● **The task**
Report the count of lines below in which the string "Society" occurs; include nothing else.

Collected data entries:
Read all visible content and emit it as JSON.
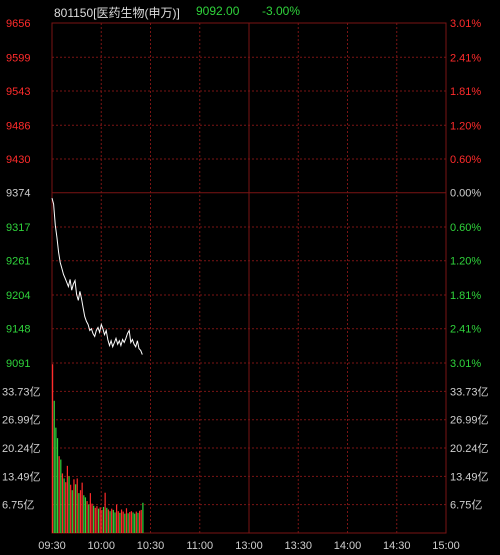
{
  "header": {
    "title": "801150[医药生物(申万)]",
    "price": "9092.00",
    "change": "-3.00%"
  },
  "colors": {
    "background": "#000000",
    "grid": "#7a1414",
    "line": "#ffffff",
    "up": "#ff2b2b",
    "down": "#2fd33b",
    "neutral": "#cfcfcf"
  },
  "chart_data": {
    "type": "line",
    "base_price": 9374,
    "price_axis": {
      "range": [
        9091,
        9656
      ],
      "ticks": [
        {
          "value": 9656,
          "label": "9656",
          "pct": "3.01%",
          "kind": "up"
        },
        {
          "value": 9599,
          "label": "9599",
          "pct": "2.41%",
          "kind": "up"
        },
        {
          "value": 9543,
          "label": "9543",
          "pct": "1.81%",
          "kind": "up"
        },
        {
          "value": 9486,
          "label": "9486",
          "pct": "1.20%",
          "kind": "up"
        },
        {
          "value": 9430,
          "label": "9430",
          "pct": "0.60%",
          "kind": "up"
        },
        {
          "value": 9374,
          "label": "9374",
          "pct": "0.00%",
          "kind": "neutral"
        },
        {
          "value": 9317,
          "label": "9317",
          "pct": "0.60%",
          "kind": "down"
        },
        {
          "value": 9261,
          "label": "9261",
          "pct": "1.20%",
          "kind": "down"
        },
        {
          "value": 9204,
          "label": "9204",
          "pct": "1.81%",
          "kind": "down"
        },
        {
          "value": 9148,
          "label": "9148",
          "pct": "2.41%",
          "kind": "down"
        },
        {
          "value": 9091,
          "label": "9091",
          "pct": "3.01%",
          "kind": "down"
        }
      ]
    },
    "volume_axis": {
      "range": [
        0,
        40.5
      ],
      "unit": "亿",
      "ticks": [
        {
          "value": 33.73,
          "label": "33.73亿"
        },
        {
          "value": 26.99,
          "label": "26.99亿"
        },
        {
          "value": 20.24,
          "label": "20.24亿"
        },
        {
          "value": 13.49,
          "label": "13.49亿"
        },
        {
          "value": 6.75,
          "label": "6.75亿"
        }
      ]
    },
    "time_axis": {
      "minutes": 240,
      "ticks": [
        {
          "minute": 0,
          "label": "09:30"
        },
        {
          "minute": 30,
          "label": "10:00"
        },
        {
          "minute": 60,
          "label": "10:30"
        },
        {
          "minute": 90,
          "label": "11:00"
        },
        {
          "minute": 120,
          "label": "13:00"
        },
        {
          "minute": 150,
          "label": "13:30"
        },
        {
          "minute": 180,
          "label": "14:00"
        },
        {
          "minute": 210,
          "label": "14:30"
        },
        {
          "minute": 240,
          "label": "15:00"
        }
      ]
    },
    "price_line": [
      9365,
      9355,
      9320,
      9300,
      9275,
      9258,
      9248,
      9238,
      9232,
      9225,
      9218,
      9230,
      9212,
      9222,
      9228,
      9205,
      9195,
      9210,
      9198,
      9182,
      9168,
      9160,
      9155,
      9145,
      9148,
      9140,
      9135,
      9145,
      9150,
      9142,
      9155,
      9148,
      9138,
      9145,
      9130,
      9120,
      9128,
      9118,
      9125,
      9132,
      9122,
      9128,
      9120,
      9130,
      9125,
      9132,
      9140,
      9145,
      9125,
      9130,
      9122,
      9118,
      9128,
      9115,
      9112,
      9105
    ],
    "volume": [
      40.2,
      31.5,
      25.1,
      22.6,
      18.3,
      17.5,
      14.2,
      13.0,
      12.1,
      16.0,
      13.5,
      11.5,
      10.2,
      12.8,
      11.6,
      13.0,
      9.5,
      10.2,
      12.0,
      9.0,
      8.5,
      7.6,
      6.8,
      9.5,
      7.0,
      6.5,
      6.0,
      6.4,
      5.8,
      6.1,
      5.5,
      6.2,
      9.6,
      6.0,
      5.6,
      5.2,
      5.8,
      5.5,
      4.9,
      6.8,
      5.2,
      4.8,
      5.6,
      5.1,
      4.6,
      5.9,
      4.7,
      5.0,
      5.2,
      4.9,
      4.6,
      5.1,
      4.8,
      5.3,
      5.5,
      7.2
    ],
    "volume_colors": [
      "up",
      "down",
      "down",
      "down",
      "up",
      "down",
      "up",
      "down",
      "up",
      "up",
      "down",
      "up",
      "down",
      "up",
      "down",
      "up",
      "down",
      "up",
      "up",
      "down",
      "down",
      "up",
      "down",
      "up",
      "up",
      "down",
      "up",
      "up",
      "down",
      "up",
      "up",
      "down",
      "up",
      "down",
      "up",
      "down",
      "up",
      "down",
      "down",
      "up",
      "up",
      "down",
      "up",
      "up",
      "down",
      "up",
      "down",
      "up",
      "up",
      "down",
      "down",
      "up",
      "down",
      "up",
      "up",
      "down"
    ]
  }
}
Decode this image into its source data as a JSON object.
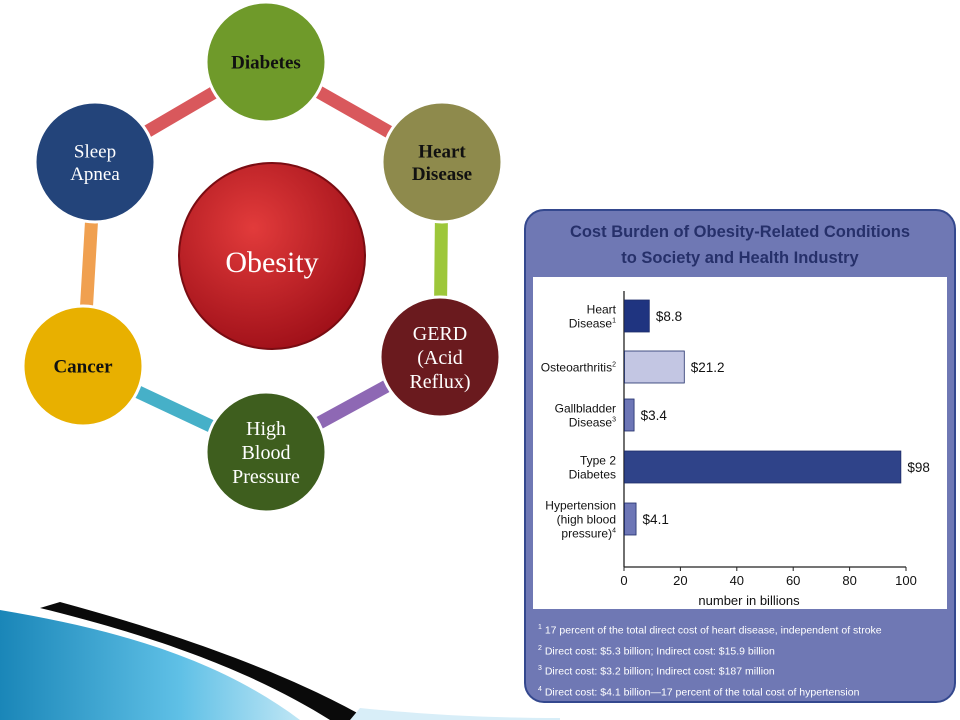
{
  "diagram": {
    "center": {
      "label": "Obesity",
      "color": "#c0121f"
    },
    "nodes": [
      {
        "id": "diabetes",
        "label_lines": [
          "Diabetes"
        ],
        "color": "#6f9a2a",
        "text_color": "dark"
      },
      {
        "id": "heart-disease",
        "label_lines": [
          "Heart",
          "Disease"
        ],
        "color": "#8e8a4c",
        "text_color": "dark"
      },
      {
        "id": "gerd",
        "label_lines": [
          "GERD",
          "(Acid",
          "Reflux)"
        ],
        "color": "#6a1a1e",
        "text_color": "light"
      },
      {
        "id": "high-blood-pressure",
        "label_lines": [
          "High",
          "Blood",
          "Pressure"
        ],
        "color": "#3e5e1e",
        "text_color": "light"
      },
      {
        "id": "cancer",
        "label_lines": [
          "Cancer"
        ],
        "color": "#e8b000",
        "text_color": "dark"
      },
      {
        "id": "sleep-apnea",
        "label_lines": [
          "Sleep",
          "Apnea"
        ],
        "color": "#23447a",
        "text_color": "light"
      }
    ],
    "connector_colors": [
      "#d9585c",
      "#9dc73a",
      "#8e68b4",
      "#46b0c8",
      "#f0a050",
      "#d9585c"
    ]
  },
  "chart_data": {
    "type": "bar",
    "orientation": "horizontal",
    "title": "Cost Burden of Obesity-Related Conditions to Society and Health Industry",
    "title_lines": [
      "Cost Burden of Obesity-Related Conditions",
      "to Society and Health Industry"
    ],
    "categories": [
      {
        "lines": [
          "Heart",
          "Disease"
        ],
        "sup": "1"
      },
      {
        "lines": [
          "Osteoarthritis"
        ],
        "sup": "2"
      },
      {
        "lines": [
          "Gallbladder",
          "Disease"
        ],
        "sup": "3"
      },
      {
        "lines": [
          "Type 2",
          "Diabetes"
        ],
        "sup": ""
      },
      {
        "lines": [
          "Hypertension",
          "(high blood",
          "pressure)"
        ],
        "sup": "4"
      }
    ],
    "values": [
      8.8,
      21.2,
      3.4,
      98,
      4.1
    ],
    "value_labels": [
      "$8.8",
      "$21.2",
      "$3.4",
      "$98",
      "$4.1"
    ],
    "bar_colors": [
      "#1f3480",
      "#c3c6e3",
      "#6d76b6",
      "#2f4389",
      "#6d76b6"
    ],
    "xlabel": "number in billions",
    "ylabel": "",
    "xlim": [
      0,
      100
    ],
    "xticks": [
      0,
      20,
      40,
      60,
      80,
      100
    ],
    "grid": false
  },
  "footnotes": [
    {
      "mark": "1",
      "text": "17 percent of the total direct cost of heart disease, independent of stroke"
    },
    {
      "mark": "2",
      "text": "Direct cost: $5.3 billion; Indirect cost: $15.9 billion"
    },
    {
      "mark": "3",
      "text": "Direct cost: $3.2 billion; Indirect cost: $187 million"
    },
    {
      "mark": "4",
      "text": "Direct cost: $4.1 billion—17 percent of the total cost of hypertension"
    }
  ]
}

● **Solved exercise**
2